§ **What to do**: Report how many lines include the word "title", and nothing besides that number.

Figure contents as structured data
++++++++

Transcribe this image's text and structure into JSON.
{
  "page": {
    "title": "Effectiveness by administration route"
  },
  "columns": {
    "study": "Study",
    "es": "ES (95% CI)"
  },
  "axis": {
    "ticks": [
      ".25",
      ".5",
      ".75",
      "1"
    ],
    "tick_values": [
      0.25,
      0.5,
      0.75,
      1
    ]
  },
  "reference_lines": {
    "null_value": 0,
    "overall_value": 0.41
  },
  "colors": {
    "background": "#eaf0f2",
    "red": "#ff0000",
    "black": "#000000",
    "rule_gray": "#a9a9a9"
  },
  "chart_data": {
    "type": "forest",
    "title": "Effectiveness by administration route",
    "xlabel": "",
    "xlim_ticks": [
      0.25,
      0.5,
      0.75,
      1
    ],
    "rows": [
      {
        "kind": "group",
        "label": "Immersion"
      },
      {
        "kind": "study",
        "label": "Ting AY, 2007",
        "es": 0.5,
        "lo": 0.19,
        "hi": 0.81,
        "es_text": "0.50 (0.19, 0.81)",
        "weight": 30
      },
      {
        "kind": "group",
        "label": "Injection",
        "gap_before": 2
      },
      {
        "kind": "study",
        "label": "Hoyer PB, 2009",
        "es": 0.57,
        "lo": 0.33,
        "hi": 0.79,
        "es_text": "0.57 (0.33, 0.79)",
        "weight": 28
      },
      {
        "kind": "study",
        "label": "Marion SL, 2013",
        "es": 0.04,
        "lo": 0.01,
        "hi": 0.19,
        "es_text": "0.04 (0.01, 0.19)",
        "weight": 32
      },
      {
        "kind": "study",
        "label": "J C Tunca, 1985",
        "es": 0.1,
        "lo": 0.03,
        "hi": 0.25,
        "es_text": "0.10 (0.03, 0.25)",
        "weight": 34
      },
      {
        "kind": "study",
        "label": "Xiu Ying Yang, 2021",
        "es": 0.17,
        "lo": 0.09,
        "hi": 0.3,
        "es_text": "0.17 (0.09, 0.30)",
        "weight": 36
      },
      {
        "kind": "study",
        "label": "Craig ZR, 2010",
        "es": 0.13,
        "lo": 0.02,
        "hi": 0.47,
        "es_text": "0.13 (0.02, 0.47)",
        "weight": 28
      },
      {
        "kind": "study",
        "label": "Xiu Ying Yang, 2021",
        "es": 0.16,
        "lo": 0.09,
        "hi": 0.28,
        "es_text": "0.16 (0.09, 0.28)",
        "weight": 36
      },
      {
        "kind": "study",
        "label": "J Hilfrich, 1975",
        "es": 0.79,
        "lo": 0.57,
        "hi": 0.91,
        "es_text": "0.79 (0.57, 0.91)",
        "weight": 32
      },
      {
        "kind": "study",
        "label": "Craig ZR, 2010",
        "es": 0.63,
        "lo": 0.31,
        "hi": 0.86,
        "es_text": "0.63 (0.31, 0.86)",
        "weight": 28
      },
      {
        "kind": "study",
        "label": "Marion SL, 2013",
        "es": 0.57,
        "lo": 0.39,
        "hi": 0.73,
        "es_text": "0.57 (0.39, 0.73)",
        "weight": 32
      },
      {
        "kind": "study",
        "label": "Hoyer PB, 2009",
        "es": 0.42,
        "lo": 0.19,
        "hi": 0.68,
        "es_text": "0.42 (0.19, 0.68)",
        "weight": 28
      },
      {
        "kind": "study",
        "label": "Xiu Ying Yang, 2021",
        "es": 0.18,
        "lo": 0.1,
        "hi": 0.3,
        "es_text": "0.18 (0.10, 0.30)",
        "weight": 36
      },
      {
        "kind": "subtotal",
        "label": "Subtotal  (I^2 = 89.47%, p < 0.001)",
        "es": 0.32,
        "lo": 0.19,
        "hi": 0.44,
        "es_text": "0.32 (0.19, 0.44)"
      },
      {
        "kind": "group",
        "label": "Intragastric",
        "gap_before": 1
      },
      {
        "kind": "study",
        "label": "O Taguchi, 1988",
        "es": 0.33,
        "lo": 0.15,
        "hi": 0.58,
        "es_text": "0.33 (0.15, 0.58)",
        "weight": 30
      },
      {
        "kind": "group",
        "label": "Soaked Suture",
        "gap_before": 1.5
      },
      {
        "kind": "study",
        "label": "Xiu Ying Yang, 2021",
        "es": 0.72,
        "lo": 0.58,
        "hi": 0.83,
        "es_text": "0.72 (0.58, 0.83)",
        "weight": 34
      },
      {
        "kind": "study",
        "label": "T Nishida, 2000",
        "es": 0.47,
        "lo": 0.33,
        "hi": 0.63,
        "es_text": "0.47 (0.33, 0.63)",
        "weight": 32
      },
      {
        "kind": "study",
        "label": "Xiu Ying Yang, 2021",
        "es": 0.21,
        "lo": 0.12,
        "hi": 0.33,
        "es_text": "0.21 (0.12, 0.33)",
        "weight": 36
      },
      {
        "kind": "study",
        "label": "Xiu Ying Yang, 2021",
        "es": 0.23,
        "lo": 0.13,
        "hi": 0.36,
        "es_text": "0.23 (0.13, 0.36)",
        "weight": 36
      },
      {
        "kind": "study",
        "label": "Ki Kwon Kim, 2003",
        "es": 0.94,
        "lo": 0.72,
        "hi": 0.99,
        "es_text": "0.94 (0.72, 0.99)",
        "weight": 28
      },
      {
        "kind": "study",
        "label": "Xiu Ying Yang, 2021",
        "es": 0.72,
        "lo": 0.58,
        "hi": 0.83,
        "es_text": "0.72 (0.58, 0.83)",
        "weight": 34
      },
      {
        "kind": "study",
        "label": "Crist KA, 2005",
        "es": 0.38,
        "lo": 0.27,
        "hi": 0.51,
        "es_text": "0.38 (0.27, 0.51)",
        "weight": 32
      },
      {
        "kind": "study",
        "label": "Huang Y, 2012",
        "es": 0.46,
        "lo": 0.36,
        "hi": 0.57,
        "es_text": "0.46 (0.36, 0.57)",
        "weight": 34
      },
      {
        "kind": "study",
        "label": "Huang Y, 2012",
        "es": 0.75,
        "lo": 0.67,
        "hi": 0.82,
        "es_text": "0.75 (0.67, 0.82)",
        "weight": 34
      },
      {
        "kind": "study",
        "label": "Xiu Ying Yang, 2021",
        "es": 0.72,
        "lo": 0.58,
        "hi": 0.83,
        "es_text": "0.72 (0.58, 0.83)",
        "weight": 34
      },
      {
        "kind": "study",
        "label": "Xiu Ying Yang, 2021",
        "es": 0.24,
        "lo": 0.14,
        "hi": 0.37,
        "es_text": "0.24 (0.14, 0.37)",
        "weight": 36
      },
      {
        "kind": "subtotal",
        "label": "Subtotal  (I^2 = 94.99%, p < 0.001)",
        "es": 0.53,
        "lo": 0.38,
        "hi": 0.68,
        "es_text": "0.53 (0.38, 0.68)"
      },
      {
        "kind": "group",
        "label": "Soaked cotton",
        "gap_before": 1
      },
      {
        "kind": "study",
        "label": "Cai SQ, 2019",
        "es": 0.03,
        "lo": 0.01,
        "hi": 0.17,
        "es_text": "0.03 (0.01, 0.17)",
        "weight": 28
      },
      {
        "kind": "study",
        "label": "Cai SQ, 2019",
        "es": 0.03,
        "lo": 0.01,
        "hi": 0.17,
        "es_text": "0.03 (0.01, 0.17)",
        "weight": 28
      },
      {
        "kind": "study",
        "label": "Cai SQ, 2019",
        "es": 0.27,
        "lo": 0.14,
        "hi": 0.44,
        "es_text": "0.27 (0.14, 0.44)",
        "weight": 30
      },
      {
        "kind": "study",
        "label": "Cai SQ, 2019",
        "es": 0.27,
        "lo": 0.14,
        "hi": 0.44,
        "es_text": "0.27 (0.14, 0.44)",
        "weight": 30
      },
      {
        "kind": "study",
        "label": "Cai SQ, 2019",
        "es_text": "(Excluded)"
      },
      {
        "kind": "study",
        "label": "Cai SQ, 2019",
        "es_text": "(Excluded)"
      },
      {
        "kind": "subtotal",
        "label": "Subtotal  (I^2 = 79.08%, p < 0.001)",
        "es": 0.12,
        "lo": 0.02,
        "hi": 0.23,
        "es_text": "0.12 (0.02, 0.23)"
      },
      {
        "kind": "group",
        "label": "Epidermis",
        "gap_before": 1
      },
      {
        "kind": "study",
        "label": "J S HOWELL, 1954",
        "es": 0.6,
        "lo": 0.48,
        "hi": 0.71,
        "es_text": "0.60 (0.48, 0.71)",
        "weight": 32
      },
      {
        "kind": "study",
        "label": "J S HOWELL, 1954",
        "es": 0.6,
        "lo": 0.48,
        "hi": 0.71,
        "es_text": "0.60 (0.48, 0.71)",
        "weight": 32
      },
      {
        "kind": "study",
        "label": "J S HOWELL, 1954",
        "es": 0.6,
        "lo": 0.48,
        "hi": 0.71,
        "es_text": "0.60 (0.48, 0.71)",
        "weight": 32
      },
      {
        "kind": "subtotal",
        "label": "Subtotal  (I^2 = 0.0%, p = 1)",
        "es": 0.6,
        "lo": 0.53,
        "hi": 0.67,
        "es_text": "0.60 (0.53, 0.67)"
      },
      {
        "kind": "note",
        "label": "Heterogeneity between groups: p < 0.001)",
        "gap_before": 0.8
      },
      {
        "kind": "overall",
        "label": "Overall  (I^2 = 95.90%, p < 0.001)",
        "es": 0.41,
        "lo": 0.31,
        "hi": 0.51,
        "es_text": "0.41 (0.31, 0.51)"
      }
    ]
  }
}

++++++++

§ **Solution to the problem**: 2